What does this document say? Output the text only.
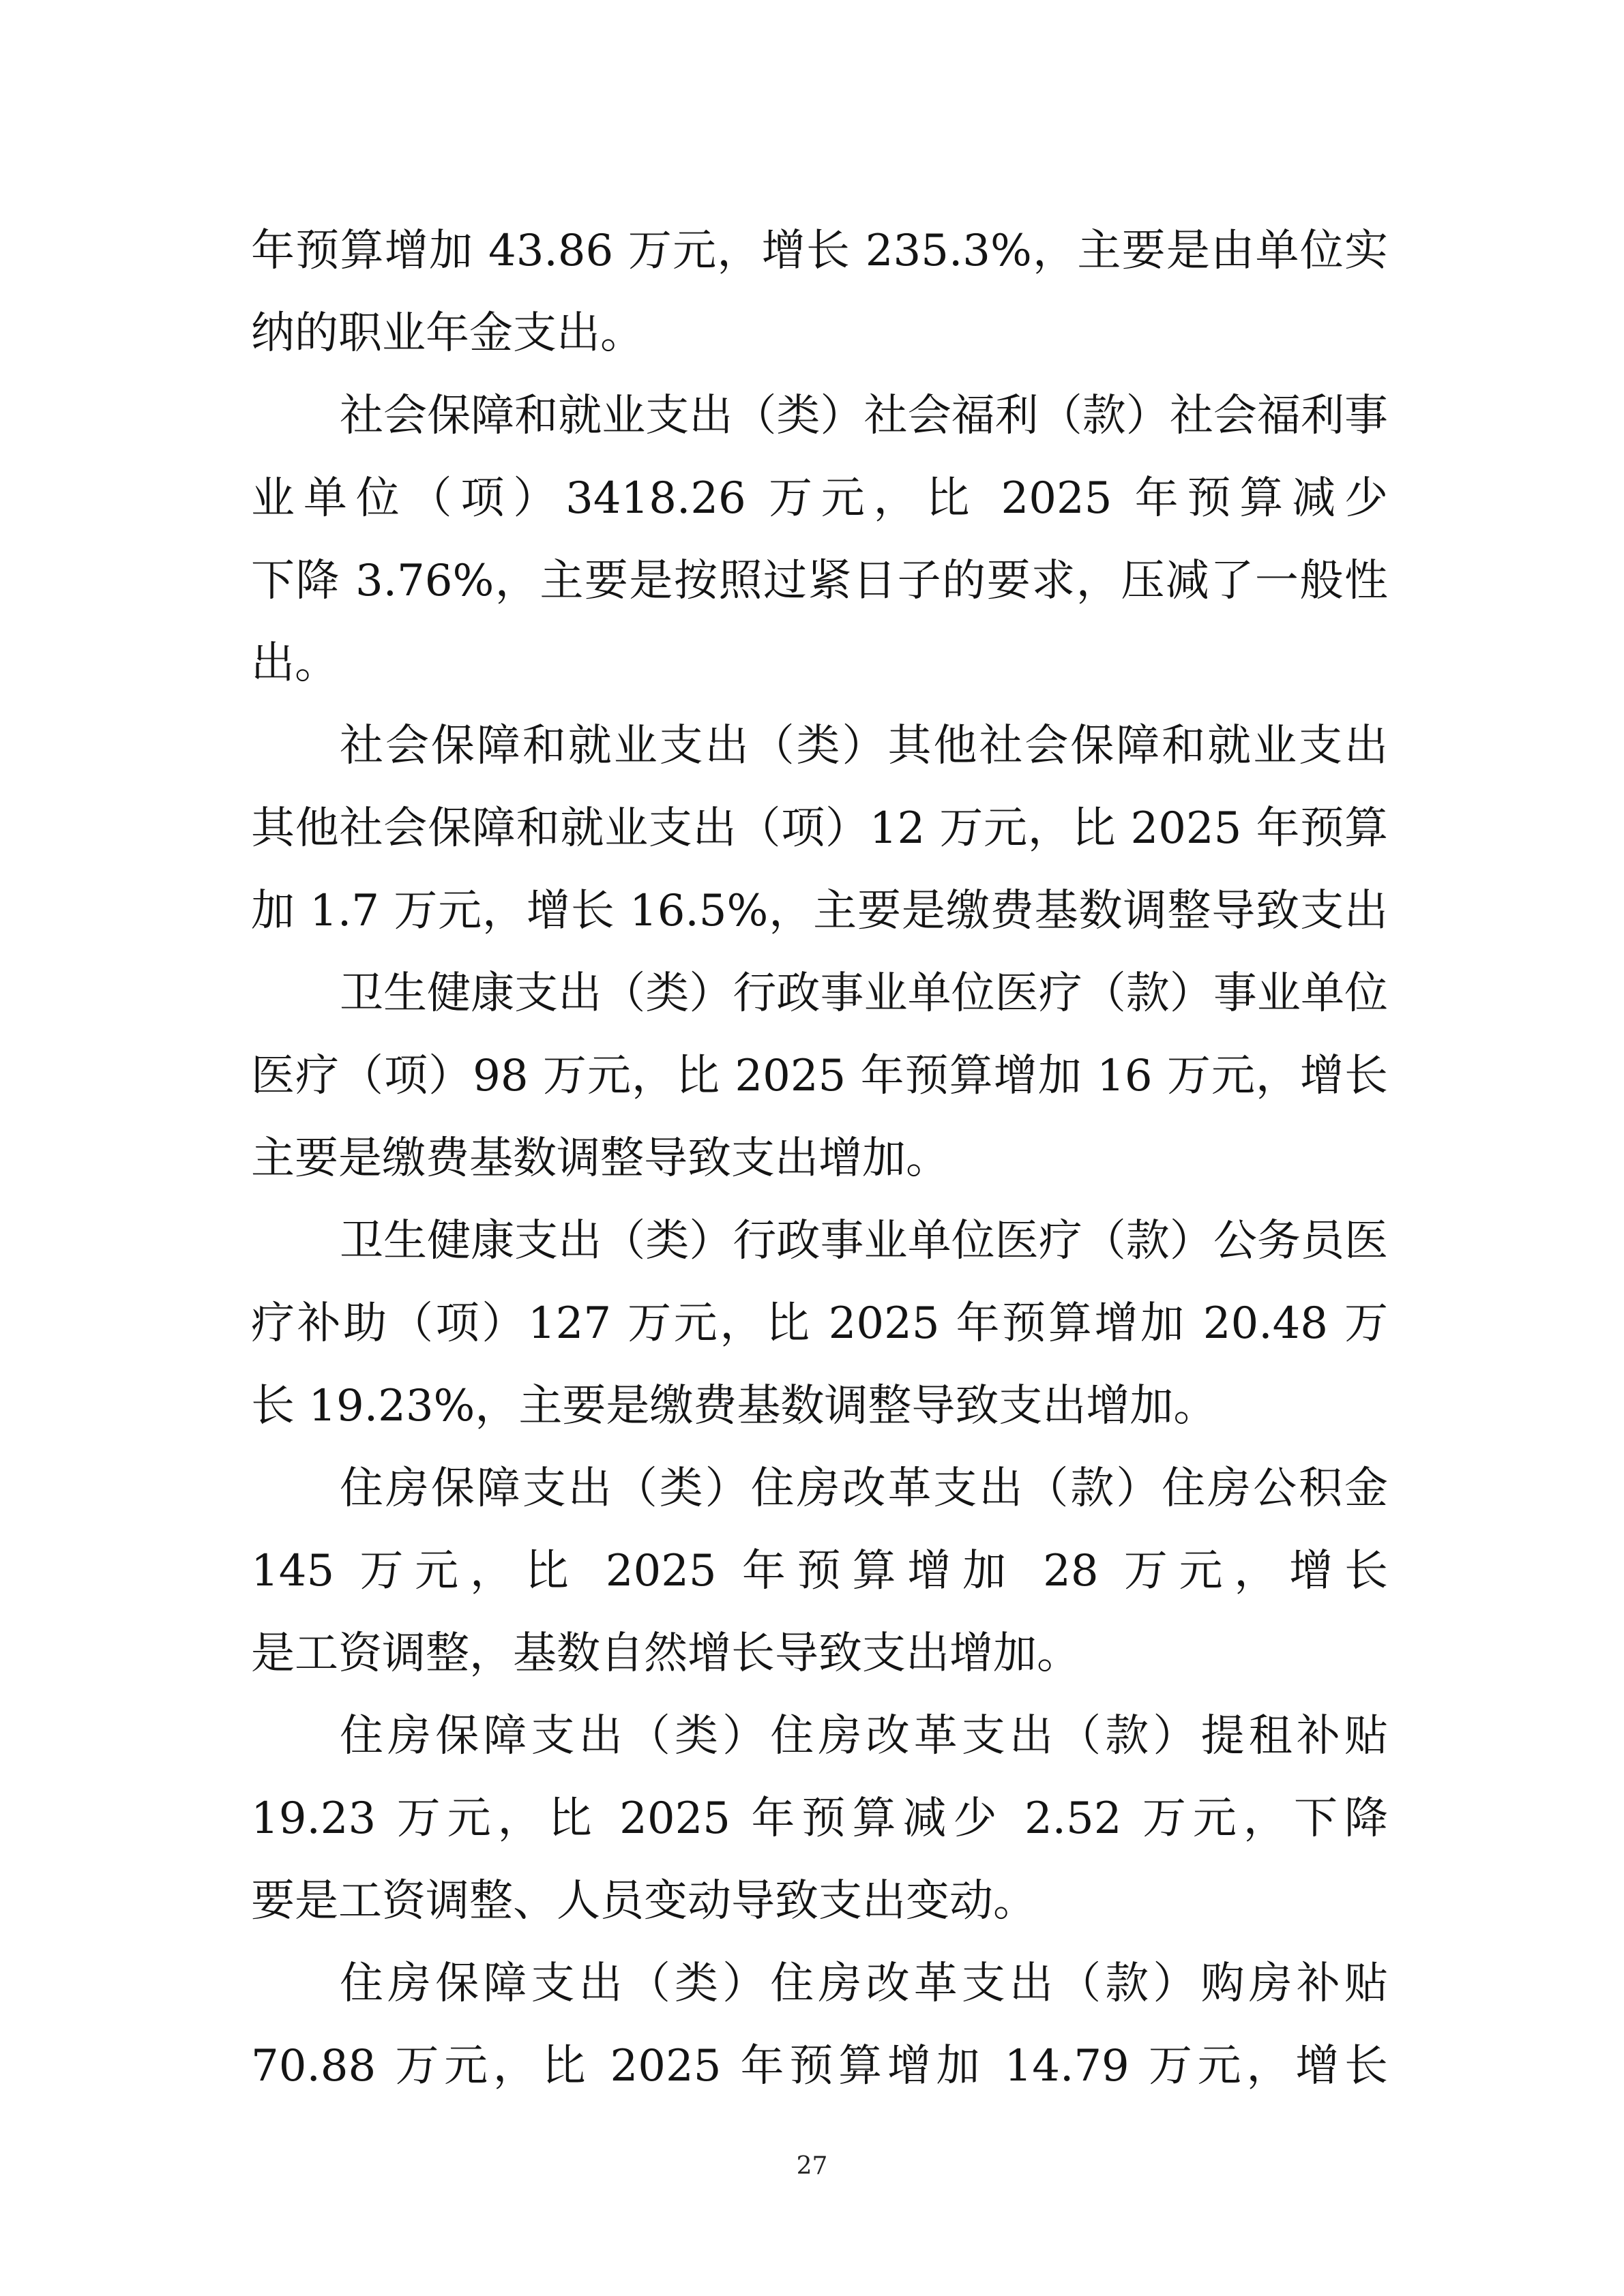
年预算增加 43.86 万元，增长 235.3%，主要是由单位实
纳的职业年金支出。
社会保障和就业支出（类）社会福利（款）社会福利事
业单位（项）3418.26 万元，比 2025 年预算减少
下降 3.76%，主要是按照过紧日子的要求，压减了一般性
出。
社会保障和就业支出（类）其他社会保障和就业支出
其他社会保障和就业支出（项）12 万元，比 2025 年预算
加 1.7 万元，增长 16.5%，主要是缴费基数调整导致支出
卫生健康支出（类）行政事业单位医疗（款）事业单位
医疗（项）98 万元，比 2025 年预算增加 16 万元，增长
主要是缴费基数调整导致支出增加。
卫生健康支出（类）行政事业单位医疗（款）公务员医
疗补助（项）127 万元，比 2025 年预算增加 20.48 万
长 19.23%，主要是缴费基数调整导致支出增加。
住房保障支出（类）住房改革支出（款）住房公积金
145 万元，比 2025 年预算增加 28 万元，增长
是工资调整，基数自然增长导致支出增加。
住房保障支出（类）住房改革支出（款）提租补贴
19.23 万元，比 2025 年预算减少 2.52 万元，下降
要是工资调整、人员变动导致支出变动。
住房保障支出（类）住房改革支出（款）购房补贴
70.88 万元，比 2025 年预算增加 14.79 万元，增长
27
______
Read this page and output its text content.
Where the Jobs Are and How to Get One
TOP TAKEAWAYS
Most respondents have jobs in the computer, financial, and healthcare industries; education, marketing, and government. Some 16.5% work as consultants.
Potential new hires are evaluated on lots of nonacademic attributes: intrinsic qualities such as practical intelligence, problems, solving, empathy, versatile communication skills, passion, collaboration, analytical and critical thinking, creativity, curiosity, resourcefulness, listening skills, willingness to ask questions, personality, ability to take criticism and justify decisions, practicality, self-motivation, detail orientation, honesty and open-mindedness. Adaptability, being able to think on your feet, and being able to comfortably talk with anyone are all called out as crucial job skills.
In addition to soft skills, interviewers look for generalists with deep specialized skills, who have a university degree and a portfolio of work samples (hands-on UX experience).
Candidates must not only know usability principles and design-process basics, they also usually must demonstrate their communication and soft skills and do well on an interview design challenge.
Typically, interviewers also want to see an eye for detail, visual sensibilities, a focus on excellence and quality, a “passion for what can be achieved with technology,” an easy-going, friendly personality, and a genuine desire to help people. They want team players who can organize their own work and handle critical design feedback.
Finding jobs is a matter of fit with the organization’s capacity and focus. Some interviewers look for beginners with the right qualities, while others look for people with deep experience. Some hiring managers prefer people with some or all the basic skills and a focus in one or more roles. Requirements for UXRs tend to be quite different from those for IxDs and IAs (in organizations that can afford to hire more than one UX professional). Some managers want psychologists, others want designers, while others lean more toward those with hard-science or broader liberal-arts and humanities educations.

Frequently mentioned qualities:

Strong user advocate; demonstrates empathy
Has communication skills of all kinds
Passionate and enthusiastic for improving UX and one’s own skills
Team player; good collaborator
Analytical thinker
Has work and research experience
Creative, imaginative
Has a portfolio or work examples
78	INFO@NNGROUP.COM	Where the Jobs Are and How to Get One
______
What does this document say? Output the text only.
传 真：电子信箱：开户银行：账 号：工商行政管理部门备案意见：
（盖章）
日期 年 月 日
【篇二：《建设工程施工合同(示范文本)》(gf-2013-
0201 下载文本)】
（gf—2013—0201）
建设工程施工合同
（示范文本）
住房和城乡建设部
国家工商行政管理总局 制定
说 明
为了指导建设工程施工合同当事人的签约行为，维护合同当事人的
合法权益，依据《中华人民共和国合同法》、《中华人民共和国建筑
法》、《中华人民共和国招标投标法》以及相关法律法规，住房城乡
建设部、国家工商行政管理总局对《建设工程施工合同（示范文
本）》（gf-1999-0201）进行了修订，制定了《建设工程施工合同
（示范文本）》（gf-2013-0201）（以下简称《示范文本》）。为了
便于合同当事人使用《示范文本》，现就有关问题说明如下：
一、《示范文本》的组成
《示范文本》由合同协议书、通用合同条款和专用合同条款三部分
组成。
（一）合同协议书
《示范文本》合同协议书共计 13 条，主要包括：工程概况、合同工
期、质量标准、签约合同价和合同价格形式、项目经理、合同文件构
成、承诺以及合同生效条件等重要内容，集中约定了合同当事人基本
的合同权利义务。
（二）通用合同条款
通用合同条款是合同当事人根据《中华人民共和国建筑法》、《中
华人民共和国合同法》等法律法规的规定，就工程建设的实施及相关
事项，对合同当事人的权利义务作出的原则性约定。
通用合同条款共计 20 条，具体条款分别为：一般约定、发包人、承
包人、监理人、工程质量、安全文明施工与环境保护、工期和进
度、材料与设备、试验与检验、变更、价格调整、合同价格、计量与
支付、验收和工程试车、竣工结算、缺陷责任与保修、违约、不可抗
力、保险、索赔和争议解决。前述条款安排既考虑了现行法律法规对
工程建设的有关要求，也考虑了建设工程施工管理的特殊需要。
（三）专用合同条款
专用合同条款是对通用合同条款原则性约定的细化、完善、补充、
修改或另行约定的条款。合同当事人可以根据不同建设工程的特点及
______
Exercise
Go through the records line by line and count those containing the string "年预算增加". Give only the total.

Answer to the problem
5